TUGAS
Lanjutkan teks tentang pencegahan serangan asma pada anak, mulai setelah kalimat terakhir yang tercantum.

Kromalin biasanya diberikan bersama-sama obat anti asma yang lain dan efeknya baru terlihat setelah
pemakaian 1 bulan.
- Ketolifen
Mempunya efek pencegahan terhadap asma seperti kromalin.Biasanya diberikan dosis 2 kali 1
mg/hari.Keuntungan obat ini adalah dapat diberikan secara oral.

H. Pencegahan Serangan Asma pada Anak


1. Menghindari pencetus
Cara menghindari berbagai pencetus serangan pada asma perlu diketahui dan diajarkan pada keluarganya
yang sering menjadi faktor pencetus adalah debu rumah. Untuk menghindari pencetus karena debu rumah
dianjurkan dengan mengusahakan kamar tidur anak:
- Sprei, tirai, selimut minimal dicuci 2 minggu sekali. Sprei dan sarung bantal lebih sering.Lebih baik tidak
menggunakan karpet di kamar tidur atau tempat bermain anak.Jangan memelihara binatang.
- Untuk menghindari penyebab dari makanan bila belum tau pasti, lebih baik jangan makan coklat,
kacang tanah atau makanan yang mengandung es, dan makanan yang mengandung zat pewarna.
- Hindarkan kontak dengan penderita influenza, hindarkan anak berada di tempat yang sedang terjadi
perubahan cuaca, misalnya sedang mendung.

2. Kegiatan fisik
Anak yang menderita asma jangan dilarang bermain atau berolah raga.namun olahraga perlu diatur karena
merupakan kebutuhan untuk tumbuh kembang anak. Pengaturan dilakukan dengan cara:
- Menambahkan toleransi secara bertahap, menghindarkan percepatan gerak yang mendadak
- Bila mulai batuk-batuk, istirahatlah sebentar, minum air dan setelah tidak batuk-batuk, kegiatan
diteruskan.
- Adakalanya beberapa anak sebelum melakukan kegiatan perlu minum obat atau menghirup aerosol
terlebih dahulu.

DATA UNTUK DITINJAU
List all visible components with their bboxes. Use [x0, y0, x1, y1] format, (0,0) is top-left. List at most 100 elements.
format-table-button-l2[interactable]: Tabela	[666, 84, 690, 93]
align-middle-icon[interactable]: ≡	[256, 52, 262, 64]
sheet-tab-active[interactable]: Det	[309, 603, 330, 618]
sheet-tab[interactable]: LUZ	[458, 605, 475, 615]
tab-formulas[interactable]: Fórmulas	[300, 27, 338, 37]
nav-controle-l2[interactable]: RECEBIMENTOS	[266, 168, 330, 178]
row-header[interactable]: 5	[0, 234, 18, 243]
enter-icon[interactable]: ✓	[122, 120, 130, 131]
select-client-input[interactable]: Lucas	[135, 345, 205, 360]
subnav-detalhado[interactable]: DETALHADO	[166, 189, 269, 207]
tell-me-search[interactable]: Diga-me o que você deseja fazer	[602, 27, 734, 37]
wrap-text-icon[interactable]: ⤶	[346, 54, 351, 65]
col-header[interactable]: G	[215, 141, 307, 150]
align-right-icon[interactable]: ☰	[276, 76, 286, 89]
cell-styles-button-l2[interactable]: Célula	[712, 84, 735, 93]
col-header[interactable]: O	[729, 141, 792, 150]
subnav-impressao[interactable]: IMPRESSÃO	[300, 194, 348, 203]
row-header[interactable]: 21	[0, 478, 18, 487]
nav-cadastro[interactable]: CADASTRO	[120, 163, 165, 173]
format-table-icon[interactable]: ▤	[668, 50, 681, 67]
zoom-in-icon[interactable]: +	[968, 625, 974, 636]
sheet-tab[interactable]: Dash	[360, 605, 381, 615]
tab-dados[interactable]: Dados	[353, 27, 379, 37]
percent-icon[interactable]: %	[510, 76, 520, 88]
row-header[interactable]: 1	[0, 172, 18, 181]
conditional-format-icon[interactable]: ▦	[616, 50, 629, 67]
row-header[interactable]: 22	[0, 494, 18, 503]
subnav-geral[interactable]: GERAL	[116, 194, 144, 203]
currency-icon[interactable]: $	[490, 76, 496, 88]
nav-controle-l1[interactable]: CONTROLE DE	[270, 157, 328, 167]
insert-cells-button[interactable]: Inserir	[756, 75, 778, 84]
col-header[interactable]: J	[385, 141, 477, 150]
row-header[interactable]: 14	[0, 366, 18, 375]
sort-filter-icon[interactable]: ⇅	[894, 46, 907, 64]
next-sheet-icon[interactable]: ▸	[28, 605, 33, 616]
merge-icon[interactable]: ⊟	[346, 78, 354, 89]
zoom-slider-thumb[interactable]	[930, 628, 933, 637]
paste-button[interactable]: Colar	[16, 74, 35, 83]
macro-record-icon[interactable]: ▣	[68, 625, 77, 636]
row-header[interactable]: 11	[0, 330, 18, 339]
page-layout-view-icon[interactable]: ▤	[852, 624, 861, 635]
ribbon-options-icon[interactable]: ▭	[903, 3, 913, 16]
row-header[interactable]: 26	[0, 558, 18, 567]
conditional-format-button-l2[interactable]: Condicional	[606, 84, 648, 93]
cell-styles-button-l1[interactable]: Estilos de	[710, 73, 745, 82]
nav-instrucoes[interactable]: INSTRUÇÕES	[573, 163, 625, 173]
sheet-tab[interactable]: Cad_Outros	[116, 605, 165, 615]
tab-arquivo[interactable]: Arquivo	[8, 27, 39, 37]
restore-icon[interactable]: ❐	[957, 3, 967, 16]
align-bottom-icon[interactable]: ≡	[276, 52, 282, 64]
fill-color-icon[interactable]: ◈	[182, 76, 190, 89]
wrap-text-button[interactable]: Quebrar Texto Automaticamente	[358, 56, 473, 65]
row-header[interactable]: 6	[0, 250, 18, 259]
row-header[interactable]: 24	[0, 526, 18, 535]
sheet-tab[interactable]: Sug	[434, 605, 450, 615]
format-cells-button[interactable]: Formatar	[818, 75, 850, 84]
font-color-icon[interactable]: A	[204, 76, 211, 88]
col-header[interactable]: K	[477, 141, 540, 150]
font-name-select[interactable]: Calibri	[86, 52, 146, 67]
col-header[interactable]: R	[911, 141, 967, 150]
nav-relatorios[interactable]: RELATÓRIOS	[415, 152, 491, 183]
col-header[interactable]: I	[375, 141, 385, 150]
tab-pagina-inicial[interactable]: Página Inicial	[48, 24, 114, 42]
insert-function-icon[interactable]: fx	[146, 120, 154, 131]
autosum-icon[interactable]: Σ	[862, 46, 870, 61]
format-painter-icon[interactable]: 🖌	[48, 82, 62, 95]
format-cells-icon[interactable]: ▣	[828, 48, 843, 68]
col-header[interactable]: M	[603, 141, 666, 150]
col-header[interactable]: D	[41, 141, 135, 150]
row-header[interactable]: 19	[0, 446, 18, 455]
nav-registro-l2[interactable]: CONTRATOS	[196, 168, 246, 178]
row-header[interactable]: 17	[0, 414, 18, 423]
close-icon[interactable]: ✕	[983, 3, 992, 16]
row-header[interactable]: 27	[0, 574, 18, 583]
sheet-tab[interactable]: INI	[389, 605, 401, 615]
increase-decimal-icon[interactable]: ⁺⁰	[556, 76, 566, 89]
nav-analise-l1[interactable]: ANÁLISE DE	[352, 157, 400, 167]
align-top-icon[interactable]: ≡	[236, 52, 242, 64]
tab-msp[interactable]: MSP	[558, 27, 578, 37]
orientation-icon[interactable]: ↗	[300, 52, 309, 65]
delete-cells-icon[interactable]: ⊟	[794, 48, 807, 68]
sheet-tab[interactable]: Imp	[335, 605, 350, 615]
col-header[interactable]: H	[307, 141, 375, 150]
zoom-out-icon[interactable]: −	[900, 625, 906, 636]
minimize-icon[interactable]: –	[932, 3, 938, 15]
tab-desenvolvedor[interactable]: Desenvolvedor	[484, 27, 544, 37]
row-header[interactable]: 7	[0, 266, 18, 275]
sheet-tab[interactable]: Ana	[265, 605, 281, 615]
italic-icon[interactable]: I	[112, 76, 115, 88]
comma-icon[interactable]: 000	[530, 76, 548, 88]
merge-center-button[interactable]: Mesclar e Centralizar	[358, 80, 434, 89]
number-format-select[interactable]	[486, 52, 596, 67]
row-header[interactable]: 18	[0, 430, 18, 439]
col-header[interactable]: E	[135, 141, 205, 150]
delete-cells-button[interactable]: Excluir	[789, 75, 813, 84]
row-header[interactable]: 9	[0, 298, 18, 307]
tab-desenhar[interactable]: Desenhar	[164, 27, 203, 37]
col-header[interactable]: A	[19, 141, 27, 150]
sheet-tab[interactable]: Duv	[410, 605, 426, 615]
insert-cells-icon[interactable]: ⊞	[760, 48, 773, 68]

HASIL DI BAWAH
I. Pemeriksaan Penunjang
a. Pemeriksaan radiologi
Gambaran radiologi pada asma pada umumnya normal.Pada waktu serangan menunjukkan gambaran
hiperinflasi pada paru-paru yakni radiolusen yang bertambah dan peleburan rongga intercostalis, serta
diafragma yang menurun. Akan tetapi bila terdapat komplikasi, maka kelainan yang didapat adalah sebagai
berikut:
- Bila disertai dengan bronkhitis, maka bercak-bercak di hilus akan bertambah
- Bila terdapat komplikasi empisema (COPD), maka gambaran radiolusen akan semakin bertambah.
- Bila terdapat komplikasi, maka terdapat gambaran infiltrat pada paru
- Dapat pula menimbulkan gambaran atelektasis lokal
- Bila terjadi pneumonia mediastinum, pneutoraks, dan pneumoperikardium, maka dapat dilihat bentuk
gambaran radiolusen pada paru-paru.
b. Pemeriksaan tes kulit
Dilakukan untuk mencari faktor alergi dengan berbagai alergen yang dapat menimbulkan reaksi yang
positif pada asma.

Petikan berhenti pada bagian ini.